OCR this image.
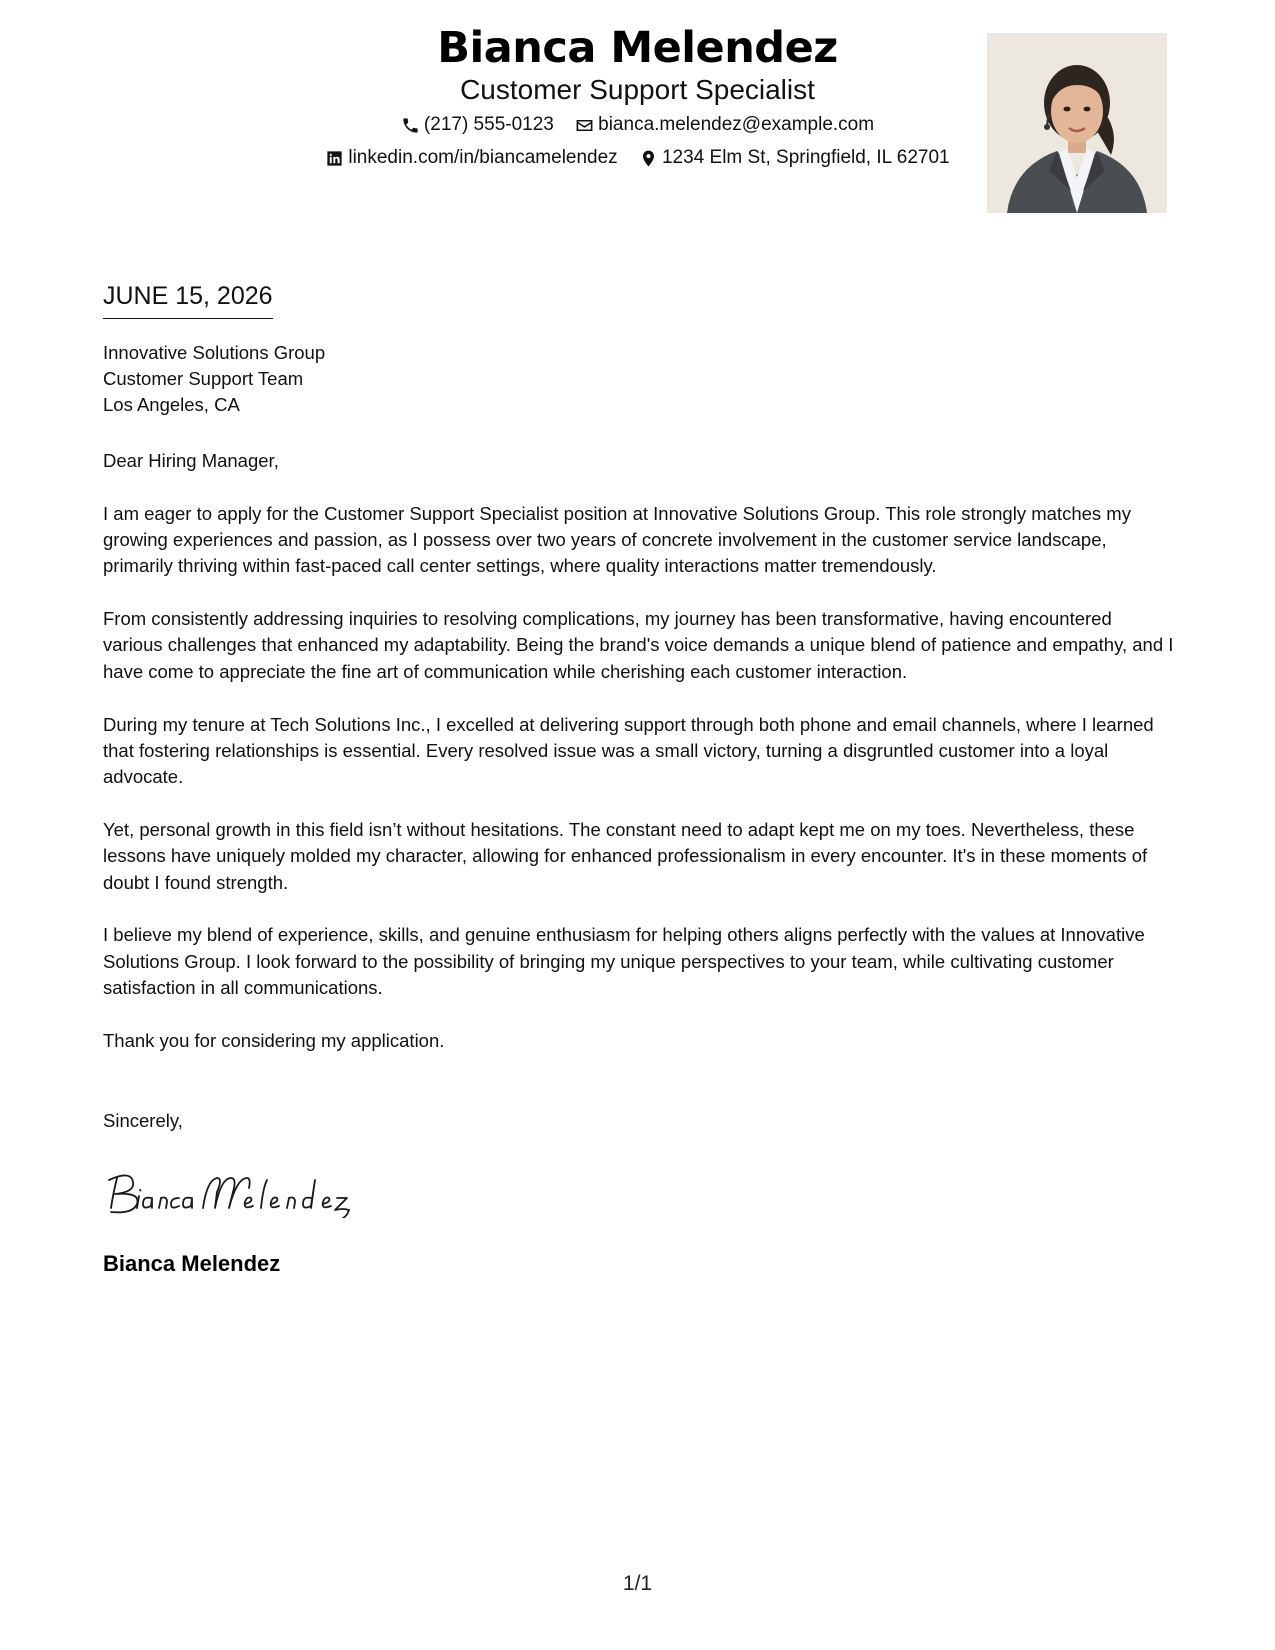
Bianca Melendez
Customer Support Specialist
(217) 555-0123
bianca.melendez@example.com
linkedin.com/in/biancamelendez
1234 Elm St, Springfield, IL 62701
JUNE 15, 2026
Innovative Solutions Group
Customer Support Team
Los Angeles, CA

Dear Hiring Manager,

I am eager to apply for the Customer Support Specialist position at Innovative Solutions Group. This role strongly matches my growing experiences and passion, as I possess over two years of concrete involvement in the customer service landscape, primarily thriving within fast-paced call center settings, where quality interactions matter tremendously.

From consistently addressing inquiries to resolving complications, my journey has been transformative, having encountered various challenges that enhanced my adaptability. Being the brand's voice demands a unique blend of patience and empathy, and I have come to appreciate the fine art of communication while cherishing each customer interaction.

During my tenure at Tech Solutions Inc., I excelled at delivering support through both phone and email channels, where I learned that fostering relationships is essential. Every resolved issue was a small victory, turning a disgruntled customer into a loyal advocate.

Yet, personal growth in this field isn’t without hesitations. The constant need to adapt kept me on my toes. Nevertheless, these lessons have uniquely molded my character, allowing for enhanced professionalism in every encounter. It's in these moments of doubt I found strength.

I believe my blend of experience, skills, and genuine enthusiasm for helping others aligns perfectly with the values at Innovative Solutions Group. I look forward to the possibility of bringing my unique perspectives to your team, while cultivating customer satisfaction in all communications.

Thank you for considering my application.

Sincerely,
Bianca Melendez
1/1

### What is asked
Restate the data above exactly, stripping out each image.

### Solution for this problem
OCR this image.
Bianca Melendez
Customer Support Specialist
(217) 555-0123
bianca.melendez@example.com
linkedin.com/in/biancamelendez
1234 Elm St, Springfield, IL 62701
JUNE 15, 2026
Innovative Solutions Group
Customer Support Team
Los Angeles, CA

Dear Hiring Manager,

I am eager to apply for the Customer Support Specialist position at Innovative Solutions Group. This role strongly matches my growing experiences and passion, as I possess over two years of concrete involvement in the customer service landscape, primarily thriving within fast-paced call center settings, where quality interactions matter tremendously.

From consistently addressing inquiries to resolving complications, my journey has been transformative, having encountered various challenges that enhanced my adaptability. Being the brand's voice demands a unique blend of patience and empathy, and I have come to appreciate the fine art of communication while cherishing each customer interaction.

During my tenure at Tech Solutions Inc., I excelled at delivering support through both phone and email channels, where I learned that fostering relationships is essential. Every resolved issue was a small victory, turning a disgruntled customer into a loyal advocate.

Yet, personal growth in this field isn’t without hesitations. The constant need to adapt kept me on my toes. Nevertheless, these lessons have uniquely molded my character, allowing for enhanced professionalism in every encounter. It's in these moments of doubt I found strength.

I believe my blend of experience, skills, and genuine enthusiasm for helping others aligns perfectly with the values at Innovative Solutions Group. I look forward to the possibility of bringing my unique perspectives to your team, while cultivating customer satisfaction in all communications.

Thank you for considering my application.

Sincerely,
Bianca Melendez
1/1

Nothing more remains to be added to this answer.